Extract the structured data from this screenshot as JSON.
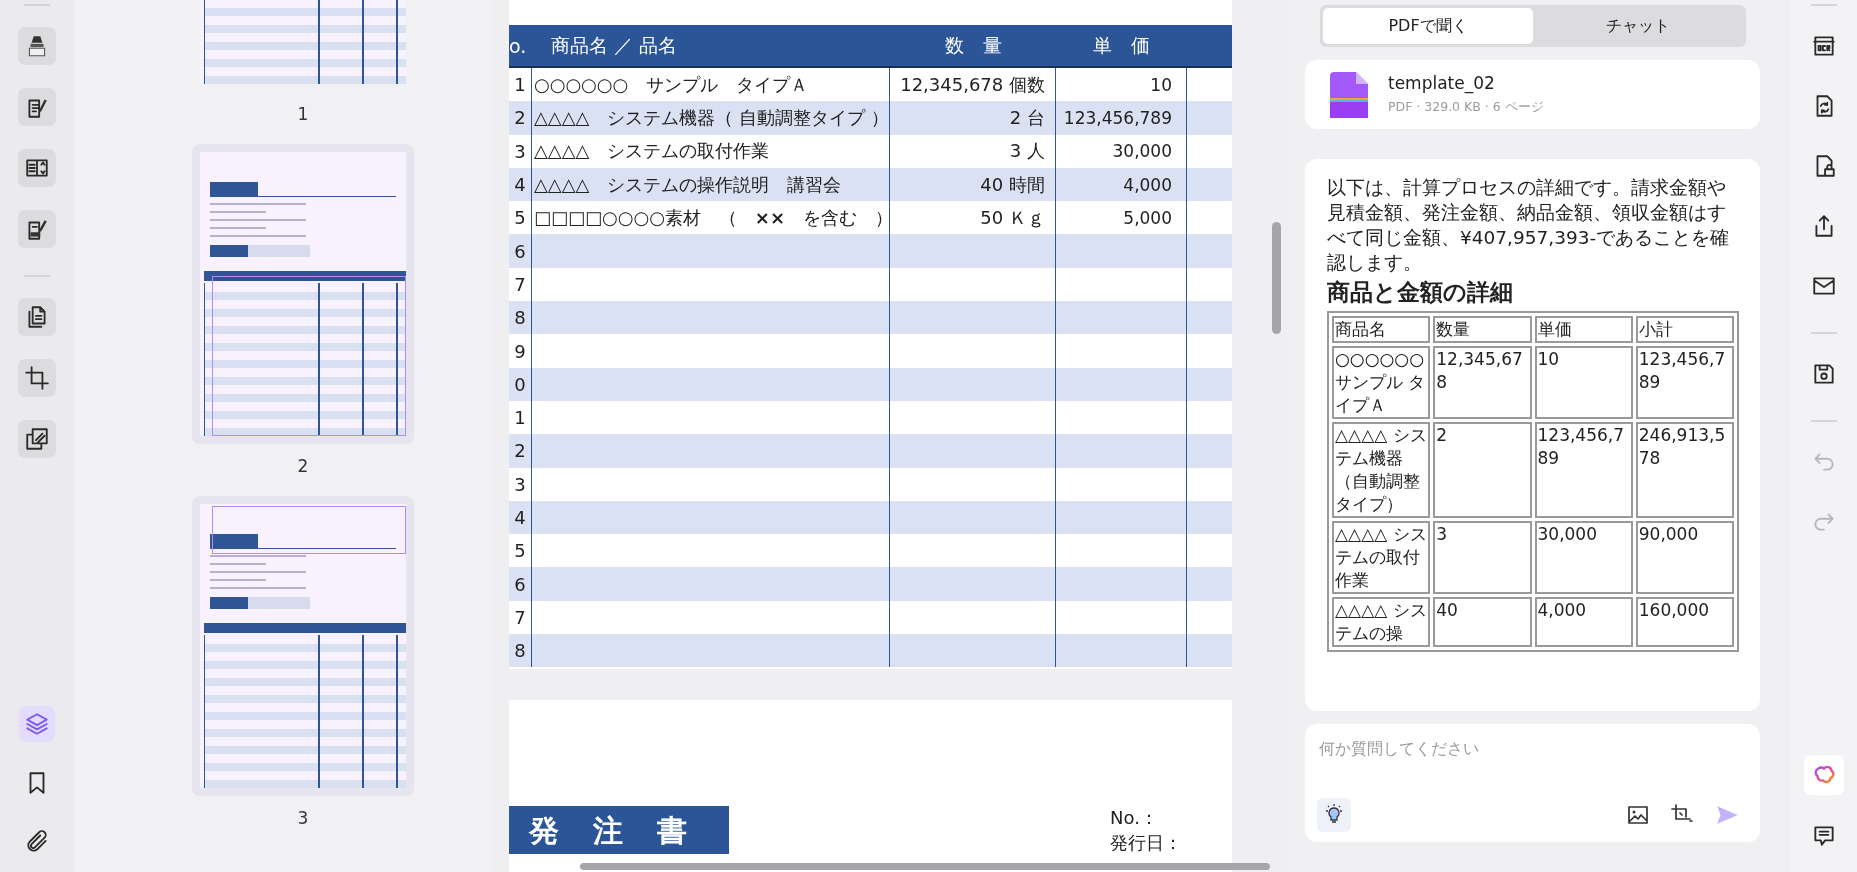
{
  "left_toolbar": {
    "groups": [
      [
        {
          "kind": "highlighter",
          "selected": false
        },
        {
          "kind": "note-edit",
          "selected": false
        },
        {
          "kind": "form",
          "selected": false
        },
        {
          "kind": "sign",
          "selected": false
        }
      ],
      [
        {
          "kind": "pages",
          "selected": false
        },
        {
          "kind": "crop",
          "selected": false
        },
        {
          "kind": "overlay",
          "selected": false
        }
      ]
    ],
    "bottom": [
      {
        "kind": "layers",
        "selected": true
      },
      {
        "kind": "bookmark",
        "selected": false
      },
      {
        "kind": "attachment",
        "selected": false
      }
    ]
  },
  "thumbnails": [
    {
      "label": "1",
      "in_view": false,
      "cropped_top": true
    },
    {
      "label": "2",
      "in_view": true,
      "cropped_top": false
    },
    {
      "label": "3",
      "in_view": true,
      "cropped_top": false
    }
  ],
  "document": {
    "table": {
      "columns": [
        "o.",
        "商品名 ／ 品名",
        "数　量",
        "単　価"
      ],
      "rows": [
        {
          "no": "1",
          "name": "○○○○○○　サンプル　タイプＡ",
          "quantity": "12,345,678 個数",
          "unit_price": "10"
        },
        {
          "no": "2",
          "name": "△△△△　システム機器（ 自動調整タイプ ）",
          "quantity": "2 台",
          "unit_price": "123,456,789"
        },
        {
          "no": "3",
          "name": "△△△△　システムの取付作業",
          "quantity": "3 人",
          "unit_price": "30,000"
        },
        {
          "no": "4",
          "name": "△△△△　システムの操作説明　講習会",
          "quantity": "40 時間",
          "unit_price": "4,000"
        },
        {
          "no": "5",
          "name": "□□□□○○○○素材　（　**××**　を含む　）",
          "quantity": "50 Ｋｇ",
          "unit_price": "5,000"
        },
        {
          "no": "6"
        },
        {
          "no": "7"
        },
        {
          "no": "8"
        },
        {
          "no": "9"
        },
        {
          "no": "0"
        },
        {
          "no": "1"
        },
        {
          "no": "2"
        },
        {
          "no": "3"
        },
        {
          "no": "4"
        },
        {
          "no": "5"
        },
        {
          "no": "6"
        },
        {
          "no": "7"
        },
        {
          "no": "8"
        }
      ]
    },
    "next_page": {
      "title": "発　注　書",
      "number_label": "No.：",
      "date_label": "発行日："
    }
  },
  "assistant_panel": {
    "tabs": [
      {
        "label": "PDFで聞く",
        "selected": true
      },
      {
        "label": "チャット",
        "selected": false
      }
    ],
    "file": {
      "name": "template_02",
      "meta": "PDF · 329.0 KB · 6 ページ"
    },
    "message": {
      "text": "以下は、計算プロセスの詳細です。請求金額や見積金額、発注金額、納品金額、領収金額はすべて同じ金額、¥407,957,393-であることを確認します。",
      "heading": "商品と金額の詳細",
      "table": {
        "columns": [
          "商品名",
          "数量",
          "単価",
          "小計"
        ],
        "rows": [
          [
            "○○○○○○ サンプル タイプＡ",
            "12,345,678",
            "10",
            "123,456,789"
          ],
          [
            "△△△△ システム機器（自動調整タイプ）",
            "2",
            "123,456,789",
            "246,913,578"
          ],
          [
            "△△△△ システムの取付作業",
            "3",
            "30,000",
            "90,000"
          ],
          [
            "△△△△ システムの操",
            "40",
            "4,000",
            "160,000"
          ]
        ]
      }
    },
    "input": {
      "placeholder": "何か質問してください"
    }
  },
  "right_toolbar": {
    "groups": [
      [
        {
          "kind": "ocr",
          "disabled": false
        },
        {
          "kind": "convert",
          "disabled": false
        },
        {
          "kind": "protect",
          "disabled": false
        },
        {
          "kind": "share",
          "disabled": false
        },
        {
          "kind": "mail",
          "disabled": false
        }
      ],
      [
        {
          "kind": "save",
          "disabled": false
        }
      ],
      [
        {
          "kind": "undo",
          "disabled": true
        },
        {
          "kind": "redo",
          "disabled": true
        }
      ]
    ],
    "bottom": [
      {
        "kind": "ai-assistant"
      },
      {
        "kind": "comment"
      }
    ]
  }
}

------------

= WHAT THE TASK ASKS =
Transcribe the material as is, with images omitted.

= EXERCISE OUTPUT =
Extract the structured data from this screenshot as JSON.
{
  "left_toolbar": {
    "groups": [
      [
        {
          "kind": "highlighter",
          "selected": false
        },
        {
          "kind": "note-edit",
          "selected": false
        },
        {
          "kind": "form",
          "selected": false
        },
        {
          "kind": "sign",
          "selected": false
        }
      ],
      [
        {
          "kind": "pages",
          "selected": false
        },
        {
          "kind": "crop",
          "selected": false
        },
        {
          "kind": "overlay",
          "selected": false
        }
      ]
    ],
    "bottom": [
      {
        "kind": "layers",
        "selected": true
      },
      {
        "kind": "bookmark",
        "selected": false
      },
      {
        "kind": "attachment",
        "selected": false
      }
    ]
  },
  "thumbnails": [
    {
      "label": "1",
      "in_view": false,
      "cropped_top": true
    },
    {
      "label": "2",
      "in_view": true,
      "cropped_top": false
    },
    {
      "label": "3",
      "in_view": true,
      "cropped_top": false
    }
  ],
  "document": {
    "table": {
      "columns": [
        "o.",
        "商品名 ／ 品名",
        "数　量",
        "単　価"
      ],
      "rows": [
        {
          "no": "1",
          "name": "○○○○○○　サンプル　タイプＡ",
          "quantity": "12,345,678 個数",
          "unit_price": "10"
        },
        {
          "no": "2",
          "name": "△△△△　システム機器（ 自動調整タイプ ）",
          "quantity": "2 台",
          "unit_price": "123,456,789"
        },
        {
          "no": "3",
          "name": "△△△△　システムの取付作業",
          "quantity": "3 人",
          "unit_price": "30,000"
        },
        {
          "no": "4",
          "name": "△△△△　システムの操作説明　講習会",
          "quantity": "40 時間",
          "unit_price": "4,000"
        },
        {
          "no": "5",
          "name": "□□□□○○○○素材　（　**××**　を含む　）",
          "quantity": "50 Ｋｇ",
          "unit_price": "5,000"
        },
        {
          "no": "6"
        },
        {
          "no": "7"
        },
        {
          "no": "8"
        },
        {
          "no": "9"
        },
        {
          "no": "0"
        },
        {
          "no": "1"
        },
        {
          "no": "2"
        },
        {
          "no": "3"
        },
        {
          "no": "4"
        },
        {
          "no": "5"
        },
        {
          "no": "6"
        },
        {
          "no": "7"
        },
        {
          "no": "8"
        }
      ]
    },
    "next_page": {
      "title": "発　注　書",
      "number_label": "No.：",
      "date_label": "発行日："
    }
  },
  "assistant_panel": {
    "tabs": [
      {
        "label": "PDFで聞く",
        "selected": true
      },
      {
        "label": "チャット",
        "selected": false
      }
    ],
    "file": {
      "name": "template_02",
      "meta": "PDF · 329.0 KB · 6 ページ"
    },
    "message": {
      "text": "以下は、計算プロセスの詳細です。請求金額や見積金額、発注金額、納品金額、領収金額はすべて同じ金額、¥407,957,393-であることを確認します。",
      "heading": "商品と金額の詳細",
      "table": {
        "columns": [
          "商品名",
          "数量",
          "単価",
          "小計"
        ],
        "rows": [
          [
            "○○○○○○ サンプル タイプＡ",
            "12,345,678",
            "10",
            "123,456,789"
          ],
          [
            "△△△△ システム機器（自動調整タイプ）",
            "2",
            "123,456,789",
            "246,913,578"
          ],
          [
            "△△△△ システムの取付作業",
            "3",
            "30,000",
            "90,000"
          ],
          [
            "△△△△ システムの操",
            "40",
            "4,000",
            "160,000"
          ]
        ]
      }
    },
    "input": {
      "placeholder": "何か質問してください"
    }
  },
  "right_toolbar": {
    "groups": [
      [
        {
          "kind": "ocr",
          "disabled": false
        },
        {
          "kind": "convert",
          "disabled": false
        },
        {
          "kind": "protect",
          "disabled": false
        },
        {
          "kind": "share",
          "disabled": false
        },
        {
          "kind": "mail",
          "disabled": false
        }
      ],
      [
        {
          "kind": "save",
          "disabled": false
        }
      ],
      [
        {
          "kind": "undo",
          "disabled": true
        },
        {
          "kind": "redo",
          "disabled": true
        }
      ]
    ],
    "bottom": [
      {
        "kind": "ai-assistant"
      },
      {
        "kind": "comment"
      }
    ]
  }
}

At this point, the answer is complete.